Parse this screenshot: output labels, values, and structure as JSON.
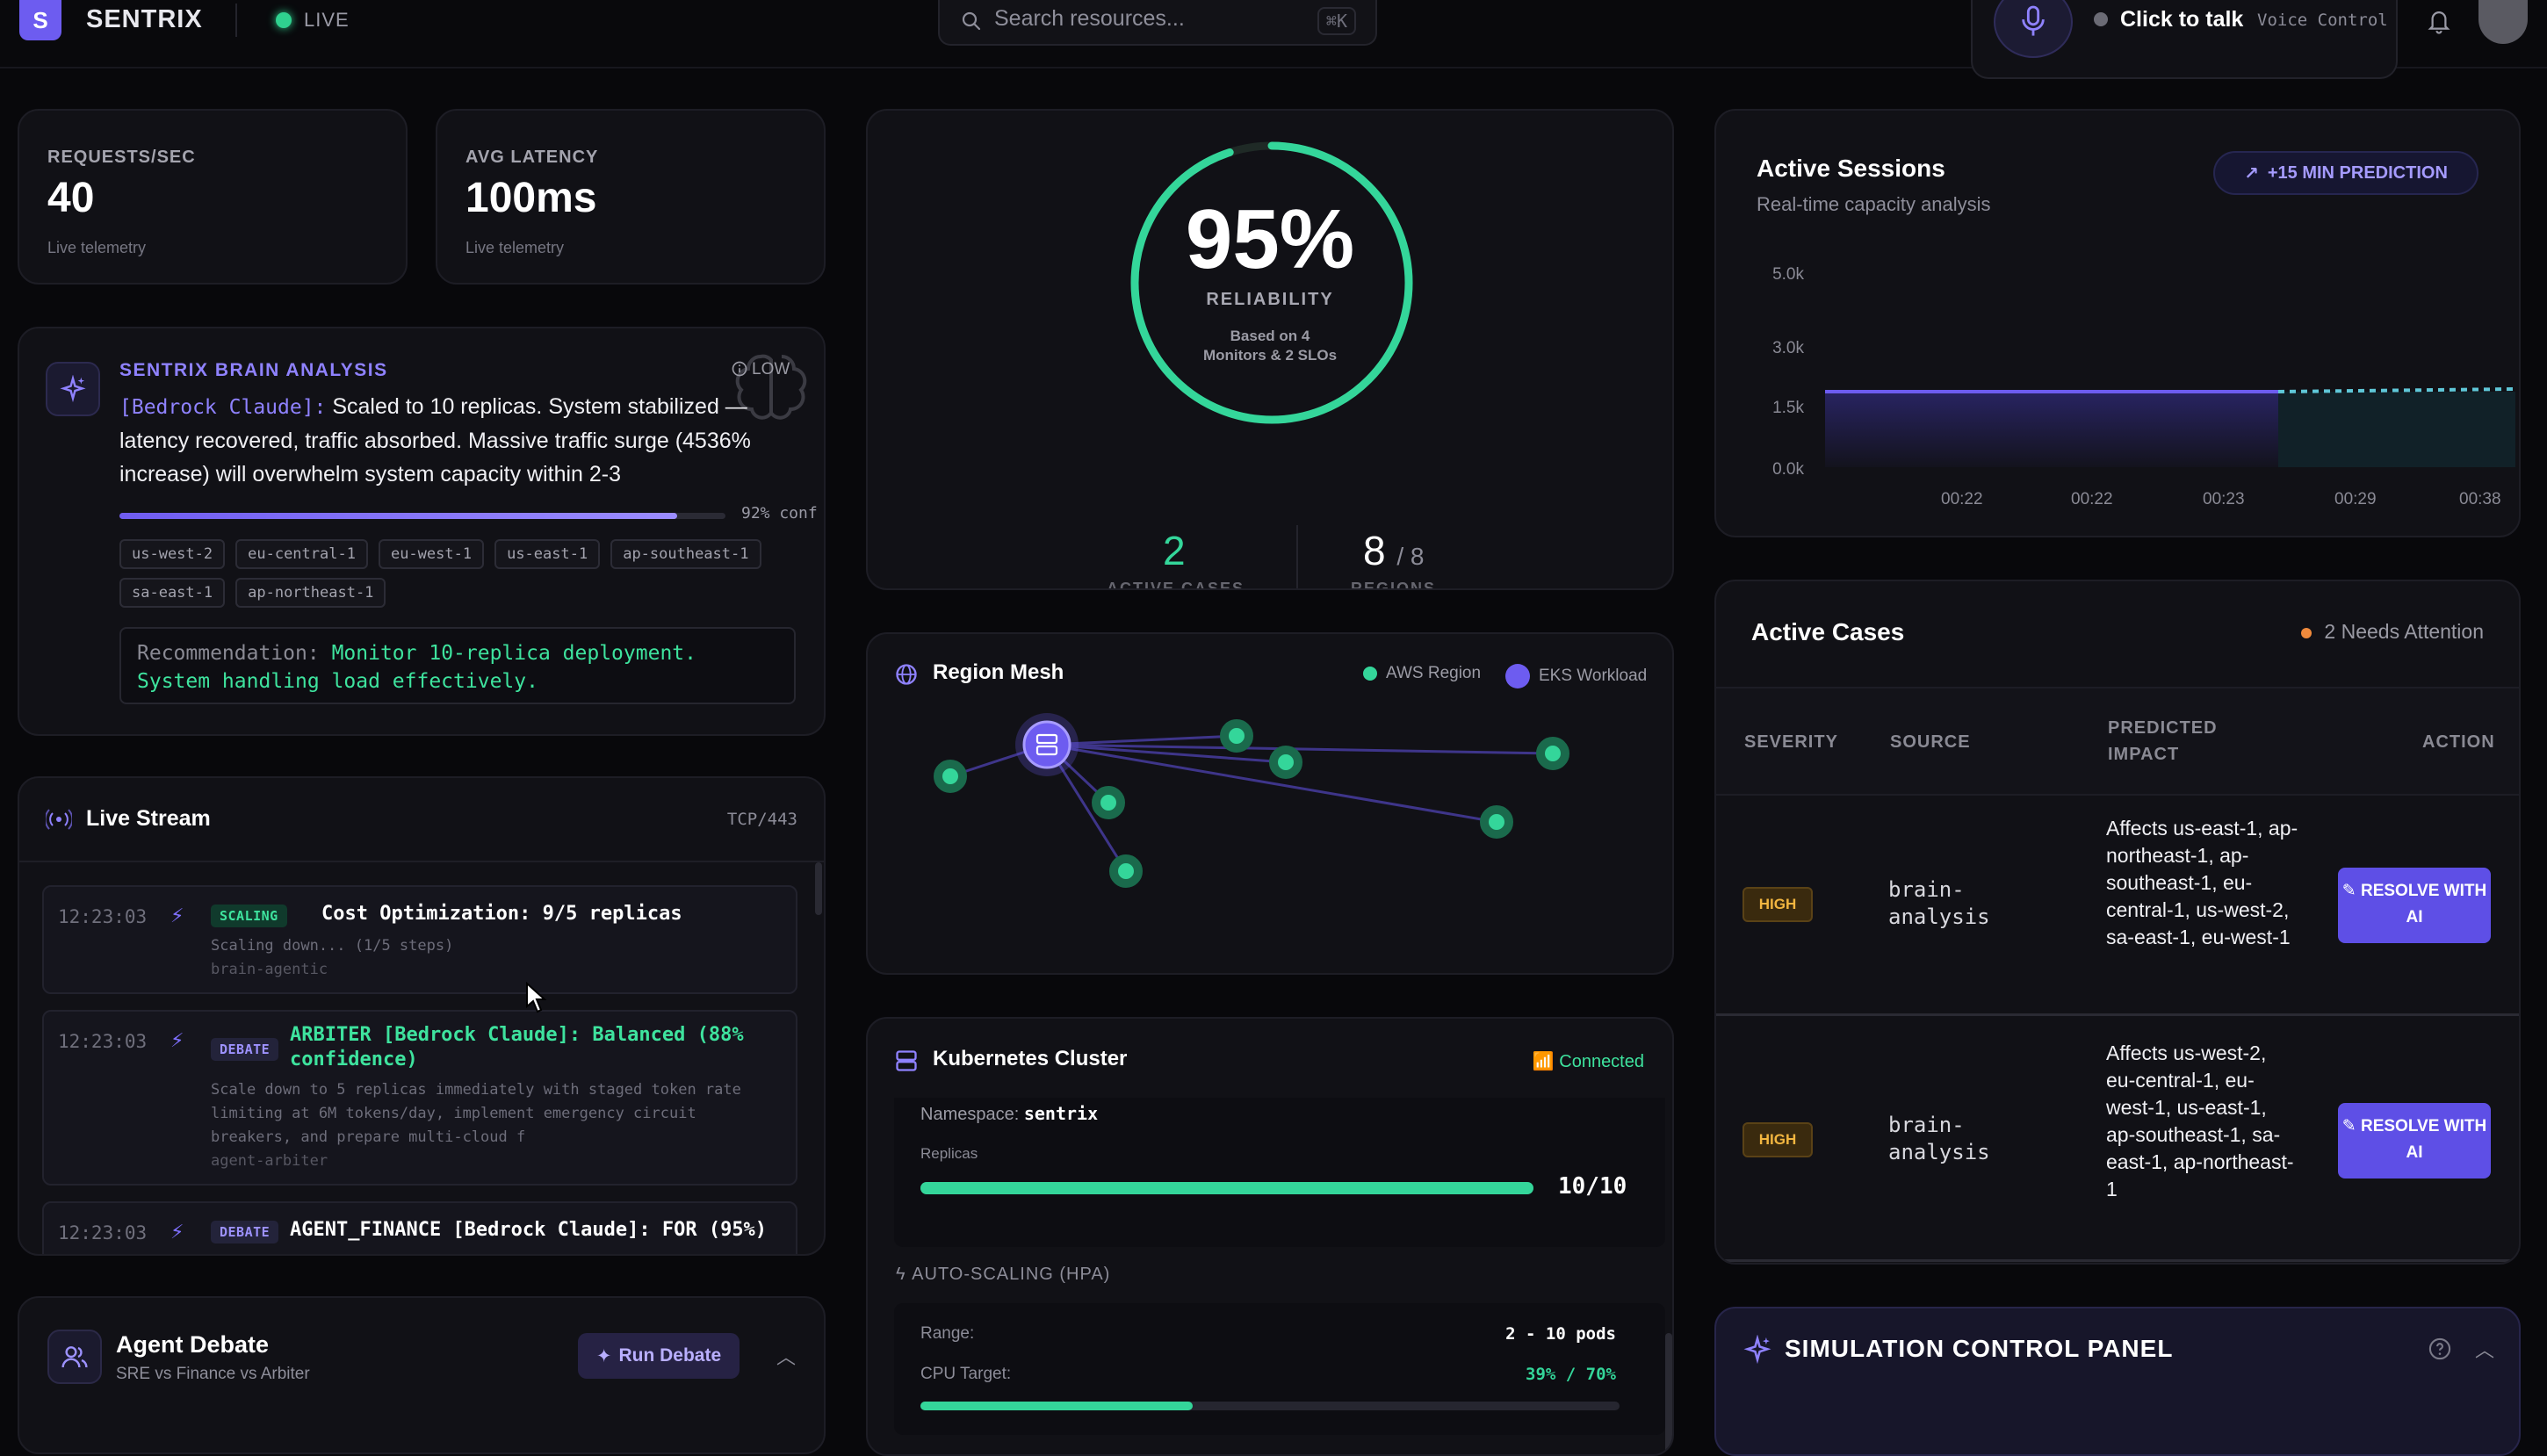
{
  "header": {
    "logo_letter": "S",
    "brand": "SENTRIX",
    "live_label": "LIVE",
    "search_placeholder": "Search resources...",
    "search_shortcut": "⌘K",
    "voice_cta": "Click to talk",
    "voice_label": "Voice Control"
  },
  "metrics": [
    {
      "label": "REQUESTS/SEC",
      "value": "40",
      "sub": "Live telemetry"
    },
    {
      "label": "AVG LATENCY",
      "value": "100ms",
      "sub": "Live telemetry"
    }
  ],
  "brain": {
    "title": "SENTRIX BRAIN ANALYSIS",
    "severity": "LOW",
    "source_tag": "[Bedrock Claude]:",
    "text": " Scaled to 10 replicas. System stabilized — latency recovered, traffic absorbed. Massive traffic surge (4536% increase) will overwhelm system capacity within 2-3",
    "confidence": 92,
    "confidence_label": "92% conf",
    "regions": [
      "us-west-2",
      "eu-central-1",
      "eu-west-1",
      "us-east-1",
      "ap-southeast-1",
      "sa-east-1",
      "ap-northeast-1"
    ],
    "recommendation_label": "Recommendation:",
    "recommendation": " Monitor 10-replica deployment. System handling load effectively."
  },
  "live_stream": {
    "title": "Live Stream",
    "port": "TCP/443",
    "events": [
      {
        "time": "12:23:03",
        "badge": "SCALING",
        "headline": "Cost Optimization: 9/5 replicas",
        "body": [
          "Scaling down... (1/5 steps)",
          "brain-agentic"
        ]
      },
      {
        "time": "12:23:03",
        "badge": "DEBATE",
        "headline": "ARBITER [Bedrock Claude]: Balanced (88%",
        "headline2": "confidence)",
        "body": [
          "Scale down to 5 replicas immediately with staged token rate",
          "limiting at 6M tokens/day, implement emergency circuit",
          "breakers, and prepare multi-cloud f",
          "agent-arbiter"
        ]
      },
      {
        "time": "12:23:03",
        "badge": "DEBATE",
        "headline": "AGENT_FINANCE [Bedrock Claude]: FOR (95%)",
        "body": []
      }
    ]
  },
  "agent_debate": {
    "title": "Agent Debate",
    "subtitle": "SRE vs Finance vs Arbiter",
    "button": "Run Debate"
  },
  "reliability": {
    "value": "95%",
    "percent": 95,
    "label": "RELIABILITY",
    "note_line1": "Based on 4",
    "note_line2": "Monitors & 2 SLOs",
    "active_cases_value": "2",
    "active_cases_label": "ACTIVE CASES",
    "regions_value": "8",
    "regions_total": "/ 8",
    "regions_label": "REGIONS"
  },
  "region_mesh": {
    "title": "Region Mesh",
    "legend_aws": "AWS Region",
    "legend_eks": "EKS Workload"
  },
  "kubernetes": {
    "title": "Kubernetes Cluster",
    "status": "Connected",
    "namespace_label": "Namespace:",
    "namespace": "sentrix",
    "replicas_label": "Replicas",
    "replicas_value": "10/10",
    "replicas_fraction": 1.0,
    "hpa_title": "AUTO-SCALING (HPA)",
    "range_label": "Range:",
    "range_value": "2 - 10 pods",
    "cpu_label": "CPU Target:",
    "cpu_value": "39% / 70%",
    "cpu_fraction": 0.39
  },
  "active_sessions": {
    "title": "Active Sessions",
    "subtitle": "Real-time capacity analysis",
    "prediction": "+15 MIN PREDICTION",
    "y_ticks": [
      "5.0k",
      "3.0k",
      "1.5k",
      "0.0k"
    ],
    "x_ticks": [
      "00:22",
      "00:22",
      "00:23",
      "00:29",
      "00:38"
    ]
  },
  "active_cases": {
    "title": "Active Cases",
    "attention": "2 Needs Attention",
    "columns": [
      "SEVERITY",
      "SOURCE",
      "PREDICTED IMPACT",
      "ACTION"
    ],
    "rows": [
      {
        "severity": "HIGH",
        "source": "brain-analysis",
        "impact": "Affects us-east-1, ap-northeast-1, ap-southeast-1, eu-central-1, us-west-2, sa-east-1, eu-west-1",
        "action": "RESOLVE WITH AI"
      },
      {
        "severity": "HIGH",
        "source": "brain-analysis",
        "impact": "Affects us-west-2, eu-central-1, eu-west-1, us-east-1, ap-southeast-1, sa-east-1, ap-northeast-1",
        "action": "RESOLVE WITH AI"
      }
    ]
  },
  "simulation": {
    "title": "SIMULATION CONTROL PANEL"
  },
  "colors": {
    "accent": "#6d5cf0",
    "green": "#34d69a",
    "warning": "#f2b640"
  }
}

──────

Required work: Take the listing and print it again exactly, but without any pictures.

Full answer:
Parse this screenshot: output labels, values, and structure as JSON.
{
  "header": {
    "logo_letter": "S",
    "brand": "SENTRIX",
    "live_label": "LIVE",
    "search_placeholder": "Search resources...",
    "search_shortcut": "⌘K",
    "voice_cta": "Click to talk",
    "voice_label": "Voice Control"
  },
  "metrics": [
    {
      "label": "REQUESTS/SEC",
      "value": "40",
      "sub": "Live telemetry"
    },
    {
      "label": "AVG LATENCY",
      "value": "100ms",
      "sub": "Live telemetry"
    }
  ],
  "brain": {
    "title": "SENTRIX BRAIN ANALYSIS",
    "severity": "LOW",
    "source_tag": "[Bedrock Claude]:",
    "text": " Scaled to 10 replicas. System stabilized — latency recovered, traffic absorbed. Massive traffic surge (4536% increase) will overwhelm system capacity within 2-3",
    "confidence": 92,
    "confidence_label": "92% conf",
    "regions": [
      "us-west-2",
      "eu-central-1",
      "eu-west-1",
      "us-east-1",
      "ap-southeast-1",
      "sa-east-1",
      "ap-northeast-1"
    ],
    "recommendation_label": "Recommendation:",
    "recommendation": " Monitor 10-replica deployment. System handling load effectively."
  },
  "live_stream": {
    "title": "Live Stream",
    "port": "TCP/443",
    "events": [
      {
        "time": "12:23:03",
        "badge": "SCALING",
        "headline": "Cost Optimization: 9/5 replicas",
        "body": [
          "Scaling down... (1/5 steps)",
          "brain-agentic"
        ]
      },
      {
        "time": "12:23:03",
        "badge": "DEBATE",
        "headline": "ARBITER [Bedrock Claude]: Balanced (88%",
        "headline2": "confidence)",
        "body": [
          "Scale down to 5 replicas immediately with staged token rate",
          "limiting at 6M tokens/day, implement emergency circuit",
          "breakers, and prepare multi-cloud f",
          "agent-arbiter"
        ]
      },
      {
        "time": "12:23:03",
        "badge": "DEBATE",
        "headline": "AGENT_FINANCE [Bedrock Claude]: FOR (95%)",
        "body": []
      }
    ]
  },
  "agent_debate": {
    "title": "Agent Debate",
    "subtitle": "SRE vs Finance vs Arbiter",
    "button": "Run Debate"
  },
  "reliability": {
    "value": "95%",
    "percent": 95,
    "label": "RELIABILITY",
    "note_line1": "Based on 4",
    "note_line2": "Monitors & 2 SLOs",
    "active_cases_value": "2",
    "active_cases_label": "ACTIVE CASES",
    "regions_value": "8",
    "regions_total": "/ 8",
    "regions_label": "REGIONS"
  },
  "region_mesh": {
    "title": "Region Mesh",
    "legend_aws": "AWS Region",
    "legend_eks": "EKS Workload"
  },
  "kubernetes": {
    "title": "Kubernetes Cluster",
    "status": "Connected",
    "namespace_label": "Namespace:",
    "namespace": "sentrix",
    "replicas_label": "Replicas",
    "replicas_value": "10/10",
    "replicas_fraction": 1.0,
    "hpa_title": "AUTO-SCALING (HPA)",
    "range_label": "Range:",
    "range_value": "2 - 10 pods",
    "cpu_label": "CPU Target:",
    "cpu_value": "39% / 70%",
    "cpu_fraction": 0.39
  },
  "active_sessions": {
    "title": "Active Sessions",
    "subtitle": "Real-time capacity analysis",
    "prediction": "+15 MIN PREDICTION",
    "y_ticks": [
      "5.0k",
      "3.0k",
      "1.5k",
      "0.0k"
    ],
    "x_ticks": [
      "00:22",
      "00:22",
      "00:23",
      "00:29",
      "00:38"
    ]
  },
  "active_cases": {
    "title": "Active Cases",
    "attention": "2 Needs Attention",
    "columns": [
      "SEVERITY",
      "SOURCE",
      "PREDICTED IMPACT",
      "ACTION"
    ],
    "rows": [
      {
        "severity": "HIGH",
        "source": "brain-analysis",
        "impact": "Affects us-east-1, ap-northeast-1, ap-southeast-1, eu-central-1, us-west-2, sa-east-1, eu-west-1",
        "action": "RESOLVE WITH AI"
      },
      {
        "severity": "HIGH",
        "source": "brain-analysis",
        "impact": "Affects us-west-2, eu-central-1, eu-west-1, us-east-1, ap-southeast-1, sa-east-1, ap-northeast-1",
        "action": "RESOLVE WITH AI"
      }
    ]
  },
  "simulation": {
    "title": "SIMULATION CONTROL PANEL"
  },
  "colors": {
    "accent": "#6d5cf0",
    "green": "#34d69a",
    "warning": "#f2b640"
  }
}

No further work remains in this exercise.